:: Data to use

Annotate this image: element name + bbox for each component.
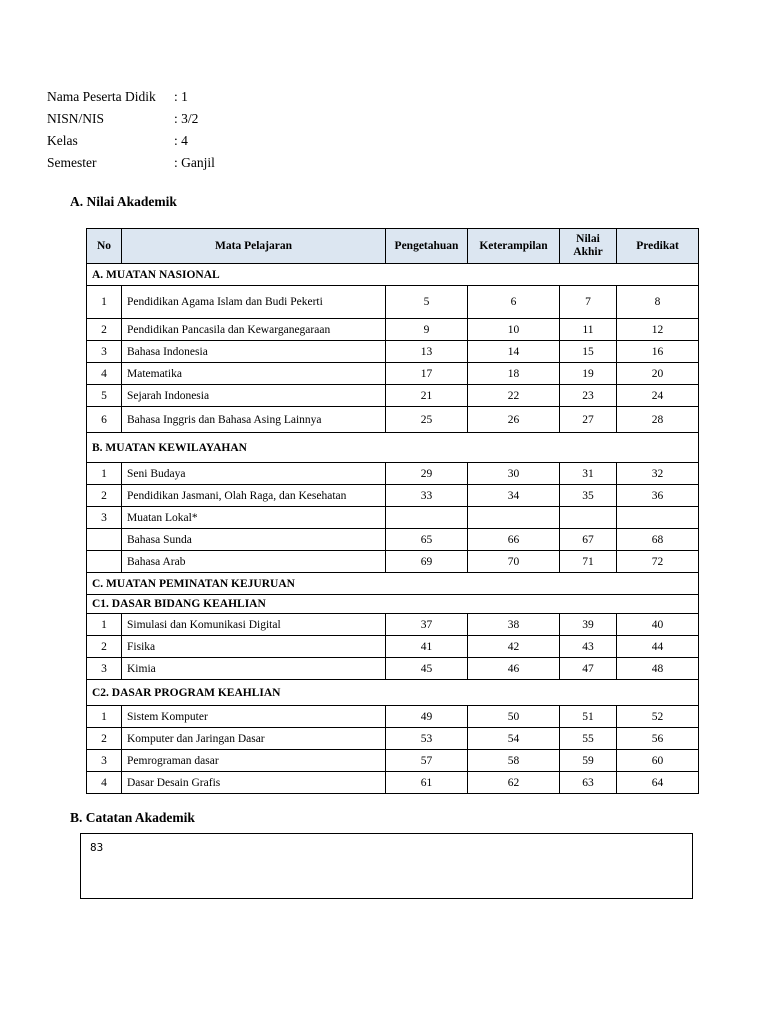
knowledge-score: 5 <box>386 286 468 319</box>
info-label: Kelas <box>47 133 78 148</box>
group-label: A. MUATAN NASIONAL <box>87 264 699 286</box>
subject-name: Seni Budaya <box>122 463 386 485</box>
group-label: C1. DASAR BIDANG KEAHLIAN <box>87 595 699 614</box>
subject-name: Sistem Komputer <box>122 706 386 728</box>
knowledge-score: 17 <box>386 363 468 385</box>
info-value: : Ganjil <box>174 155 215 170</box>
group-row <box>87 595 699 614</box>
header-predicate: Predikat <box>617 229 699 264</box>
group-row <box>87 433 699 463</box>
knowledge-score: 61 <box>386 772 468 794</box>
skill-score: 66 <box>468 529 560 551</box>
final-score: 71 <box>560 551 617 573</box>
knowledge-score: 37 <box>386 614 468 636</box>
subject-name: Bahasa Arab <box>122 551 386 573</box>
knowledge-score: 33 <box>386 485 468 507</box>
skill-score: 22 <box>468 385 560 407</box>
skill-score: 70 <box>468 551 560 573</box>
info-label: Semester <box>47 155 97 170</box>
knowledge-score: 53 <box>386 728 468 750</box>
subject-name: Sejarah Indonesia <box>122 385 386 407</box>
knowledge-score: 25 <box>386 407 468 433</box>
table-row <box>87 529 699 551</box>
header-final <box>560 229 617 264</box>
knowledge-score: 41 <box>386 636 468 658</box>
final-score: 63 <box>560 772 617 794</box>
header-subject: Mata Pelajaran <box>122 229 386 264</box>
predicate-value: 20 <box>617 363 699 385</box>
table-row <box>87 614 699 636</box>
info-value: : 3/2 <box>174 111 199 126</box>
notes-box <box>80 833 693 899</box>
table-row <box>87 286 699 319</box>
table-row <box>87 658 699 680</box>
final-score: 11 <box>560 319 617 341</box>
table-row <box>87 341 699 363</box>
table-row <box>87 750 699 772</box>
final-score: 47 <box>560 658 617 680</box>
table-row <box>87 551 699 573</box>
predicate-value: 56 <box>617 728 699 750</box>
section-b-title: B. Catatan Akademik <box>70 810 195 825</box>
row-number: 2 <box>87 319 122 341</box>
predicate-value: 72 <box>617 551 699 573</box>
subject-name: Fisika <box>122 636 386 658</box>
knowledge-score: 9 <box>386 319 468 341</box>
notes-text: 83 <box>90 841 104 854</box>
skill-score: 62 <box>468 772 560 794</box>
knowledge-score: 21 <box>386 385 468 407</box>
predicate-value: 48 <box>617 658 699 680</box>
row-number <box>87 529 122 551</box>
predicate-value: 12 <box>617 319 699 341</box>
subject-name: Komputer dan Jaringan Dasar <box>122 728 386 750</box>
row-number: 1 <box>87 286 122 319</box>
predicate-value: 64 <box>617 772 699 794</box>
section-a-title: A. Nilai Akademik <box>70 194 177 209</box>
row-number: 1 <box>87 463 122 485</box>
row-number: 3 <box>87 750 122 772</box>
knowledge-score: 45 <box>386 658 468 680</box>
final-score: 43 <box>560 636 617 658</box>
knowledge-score: 65 <box>386 529 468 551</box>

::::

What you will do
Rewrite the rows above with "knowledge-score" switched to "knowledge-value" wherever it occurs, keeping everything else the same and omitting the pictures.

Written reply
Annotate this image: element name + bbox for each component.
knowledge-value: 5 <box>386 286 468 319</box>
info-label: Kelas <box>47 133 78 148</box>
group-label: A. MUATAN NASIONAL <box>87 264 699 286</box>
subject-name: Seni Budaya <box>122 463 386 485</box>
group-label: C1. DASAR BIDANG KEAHLIAN <box>87 595 699 614</box>
subject-name: Sistem Komputer <box>122 706 386 728</box>
knowledge-value: 17 <box>386 363 468 385</box>
info-value: : Ganjil <box>174 155 215 170</box>
group-row <box>87 595 699 614</box>
header-predicate: Predikat <box>617 229 699 264</box>
group-row <box>87 433 699 463</box>
knowledge-value: 61 <box>386 772 468 794</box>
skill-score: 66 <box>468 529 560 551</box>
final-score: 71 <box>560 551 617 573</box>
knowledge-value: 37 <box>386 614 468 636</box>
subject-name: Bahasa Arab <box>122 551 386 573</box>
knowledge-value: 33 <box>386 485 468 507</box>
skill-score: 22 <box>468 385 560 407</box>
skill-score: 70 <box>468 551 560 573</box>
info-label: Semester <box>47 155 97 170</box>
knowledge-value: 53 <box>386 728 468 750</box>
subject-name: Sejarah Indonesia <box>122 385 386 407</box>
knowledge-value: 25 <box>386 407 468 433</box>
table-row <box>87 529 699 551</box>
header-final <box>560 229 617 264</box>
knowledge-value: 41 <box>386 636 468 658</box>
final-score: 63 <box>560 772 617 794</box>
header-subject: Mata Pelajaran <box>122 229 386 264</box>
predicate-value: 20 <box>617 363 699 385</box>
table-row <box>87 614 699 636</box>
info-value: : 3/2 <box>174 111 199 126</box>
notes-box <box>80 833 693 899</box>
table-row <box>87 286 699 319</box>
table-row <box>87 658 699 680</box>
final-score: 11 <box>560 319 617 341</box>
table-row <box>87 341 699 363</box>
table-row <box>87 750 699 772</box>
final-score: 47 <box>560 658 617 680</box>
table-row <box>87 551 699 573</box>
predicate-value: 56 <box>617 728 699 750</box>
section-b-title: B. Catatan Akademik <box>70 810 195 825</box>
row-number: 2 <box>87 319 122 341</box>
predicate-value: 72 <box>617 551 699 573</box>
subject-name: Fisika <box>122 636 386 658</box>
knowledge-value: 9 <box>386 319 468 341</box>
notes-text: 83 <box>90 841 104 854</box>
skill-score: 62 <box>468 772 560 794</box>
knowledge-value: 21 <box>386 385 468 407</box>
predicate-value: 48 <box>617 658 699 680</box>
row-number <box>87 529 122 551</box>
predicate-value: 12 <box>617 319 699 341</box>
subject-name: Komputer dan Jaringan Dasar <box>122 728 386 750</box>
row-number: 1 <box>87 286 122 319</box>
predicate-value: 64 <box>617 772 699 794</box>
section-a-title: A. Nilai Akademik <box>70 194 177 209</box>
row-number: 1 <box>87 463 122 485</box>
row-number: 3 <box>87 750 122 772</box>
knowledge-value: 45 <box>386 658 468 680</box>
final-score: 43 <box>560 636 617 658</box>
knowledge-value: 65 <box>386 529 468 551</box>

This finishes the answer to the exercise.